■ EXERCISE TASK: Go through the records underneath and write each one out again exactly.

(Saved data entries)
╔══

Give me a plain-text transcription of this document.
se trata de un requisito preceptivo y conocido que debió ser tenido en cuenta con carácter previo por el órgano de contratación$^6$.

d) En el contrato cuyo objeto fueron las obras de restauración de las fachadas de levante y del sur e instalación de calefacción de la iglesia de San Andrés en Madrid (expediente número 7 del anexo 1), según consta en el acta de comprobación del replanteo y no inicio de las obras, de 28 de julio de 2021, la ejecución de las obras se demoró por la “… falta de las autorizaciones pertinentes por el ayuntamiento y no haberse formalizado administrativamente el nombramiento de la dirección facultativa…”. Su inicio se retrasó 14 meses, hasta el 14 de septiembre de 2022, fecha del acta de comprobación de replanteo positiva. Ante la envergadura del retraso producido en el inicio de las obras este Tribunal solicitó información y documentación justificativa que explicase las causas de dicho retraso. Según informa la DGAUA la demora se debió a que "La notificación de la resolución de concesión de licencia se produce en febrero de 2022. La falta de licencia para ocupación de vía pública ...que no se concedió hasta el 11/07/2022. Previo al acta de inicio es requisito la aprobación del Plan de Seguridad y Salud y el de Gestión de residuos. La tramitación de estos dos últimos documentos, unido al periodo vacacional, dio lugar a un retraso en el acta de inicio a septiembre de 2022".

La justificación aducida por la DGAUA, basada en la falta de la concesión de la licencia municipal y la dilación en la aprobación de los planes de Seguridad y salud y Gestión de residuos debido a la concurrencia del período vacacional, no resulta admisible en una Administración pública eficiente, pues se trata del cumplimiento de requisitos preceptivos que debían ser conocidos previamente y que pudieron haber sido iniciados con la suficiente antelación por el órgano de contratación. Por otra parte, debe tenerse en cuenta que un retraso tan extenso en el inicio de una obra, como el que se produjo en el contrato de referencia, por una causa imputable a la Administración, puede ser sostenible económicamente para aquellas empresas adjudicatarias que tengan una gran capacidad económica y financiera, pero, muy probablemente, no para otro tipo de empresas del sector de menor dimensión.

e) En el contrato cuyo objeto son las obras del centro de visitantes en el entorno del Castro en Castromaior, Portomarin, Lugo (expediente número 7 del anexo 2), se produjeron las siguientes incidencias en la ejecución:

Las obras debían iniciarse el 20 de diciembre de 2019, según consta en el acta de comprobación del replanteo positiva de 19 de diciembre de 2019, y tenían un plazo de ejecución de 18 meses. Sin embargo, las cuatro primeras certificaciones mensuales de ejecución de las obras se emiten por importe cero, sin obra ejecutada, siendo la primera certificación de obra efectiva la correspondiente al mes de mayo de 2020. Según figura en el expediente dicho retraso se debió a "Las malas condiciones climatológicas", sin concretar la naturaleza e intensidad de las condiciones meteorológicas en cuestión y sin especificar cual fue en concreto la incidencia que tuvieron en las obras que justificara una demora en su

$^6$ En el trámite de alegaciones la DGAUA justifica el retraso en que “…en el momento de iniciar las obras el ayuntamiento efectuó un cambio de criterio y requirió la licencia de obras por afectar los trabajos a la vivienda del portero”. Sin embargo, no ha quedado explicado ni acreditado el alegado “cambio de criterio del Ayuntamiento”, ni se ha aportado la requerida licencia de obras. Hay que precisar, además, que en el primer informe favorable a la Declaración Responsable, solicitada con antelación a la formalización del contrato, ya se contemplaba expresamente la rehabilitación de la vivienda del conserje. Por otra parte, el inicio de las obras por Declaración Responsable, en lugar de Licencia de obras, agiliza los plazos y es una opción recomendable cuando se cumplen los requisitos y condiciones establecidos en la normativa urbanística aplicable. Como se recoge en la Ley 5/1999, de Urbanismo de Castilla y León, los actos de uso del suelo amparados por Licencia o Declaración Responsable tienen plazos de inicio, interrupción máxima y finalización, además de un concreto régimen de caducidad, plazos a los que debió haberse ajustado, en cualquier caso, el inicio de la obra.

╚══

■ RESULT:
Give me a plain-text transcription of this document.
se trata de un requisito preceptivo y conocido que debió ser tenido en cuenta con carácter previo por el órgano de contratación$^6$.

d) En el contrato cuyo objeto fueron las obras de restauración de las fachadas de levante y del sur e instalación de calefacción de la iglesia de San Andrés en Madrid (expediente número 7 del anexo 1), según consta en el acta de comprobación del replanteo y no inicio de las obras, de 28 de julio de 2021, la ejecución de las obras se demoró por la “… falta de las autorizaciones pertinentes por el ayuntamiento y no haberse formalizado administrativamente el nombramiento de la dirección facultativa…”. Su inicio se retrasó 14 meses, hasta el 14 de septiembre de 2022, fecha del acta de comprobación de replanteo positiva. Ante la envergadura del retraso producido en el inicio de las obras este Tribunal solicitó información y documentación justificativa que explicase las causas de dicho retraso. Según informa la DGAUA la demora se debió a que "La notificación de la resolución de concesión de licencia se produce en febrero de 2022. La falta de licencia para ocupación de vía pública ...que no se concedió hasta el 11/07/2022. Previo al acta de inicio es requisito la aprobación del Plan de Seguridad y Salud y el de Gestión de residuos. La tramitación de estos dos últimos documentos, unido al periodo vacacional, dio lugar a un retraso en el acta de inicio a septiembre de 2022".

La justificación aducida por la DGAUA, basada en la falta de la concesión de la licencia municipal y la dilación en la aprobación de los planes de Seguridad y salud y Gestión de residuos debido a la concurrencia del período vacacional, no resulta admisible en una Administración pública eficiente, pues se trata del cumplimiento de requisitos preceptivos que debían ser conocidos previamente y que pudieron haber sido iniciados con la suficiente antelación por el órgano de contratación. Por otra parte, debe tenerse en cuenta que un retraso tan extenso en el inicio de una obra, como el que se produjo en el contrato de referencia, por una causa imputable a la Administración, puede ser sostenible económicamente para aquellas empresas adjudicatarias que tengan una gran capacidad económica y financiera, pero, muy probablemente, no para otro tipo de empresas del sector de menor dimensión.

e) En el contrato cuyo objeto son las obras del centro de visitantes en el entorno del Castro en Castromaior, Portomarin, Lugo (expediente número 7 del anexo 2), se produjeron las siguientes incidencias en la ejecución:

Las obras debían iniciarse el 20 de diciembre de 2019, según consta en el acta de comprobación del replanteo positiva de 19 de diciembre de 2019, y tenían un plazo de ejecución de 18 meses. Sin embargo, las cuatro primeras certificaciones mensuales de ejecución de las obras se emiten por importe cero, sin obra ejecutada, siendo la primera certificación de obra efectiva la correspondiente al mes de mayo de 2020. Según figura en el expediente dicho retraso se debió a "Las malas condiciones climatológicas", sin concretar la naturaleza e intensidad de las condiciones meteorológicas en cuestión y sin especificar cual fue en concreto la incidencia que tuvieron en las obras que justificara una demora en su

$^6$ En el trámite de alegaciones la DGAUA justifica el retraso en que “…en el momento de iniciar las obras el ayuntamiento efectuó un cambio de criterio y requirió la licencia de obras por afectar los trabajos a la vivienda del portero”. Sin embargo, no ha quedado explicado ni acreditado el alegado “cambio de criterio del Ayuntamiento”, ni se ha aportado la requerida licencia de obras. Hay que precisar, además, que en el primer informe favorable a la Declaración Responsable, solicitada con antelación a la formalización del contrato, ya se contemplaba expresamente la rehabilitación de la vivienda del conserje. Por otra parte, el inicio de las obras por Declaración Responsable, en lugar de Licencia de obras, agiliza los plazos y es una opción recomendable cuando se cumplen los requisitos y condiciones establecidos en la normativa urbanística aplicable. Como se recoge en la Ley 5/1999, de Urbanismo de Castilla y León, los actos de uso del suelo amparados por Licencia o Declaración Responsable tienen plazos de inicio, interrupción máxima y finalización, además de un concreto régimen de caducidad, plazos a los que debió haberse ajustado, en cualquier caso, el inicio de la obra.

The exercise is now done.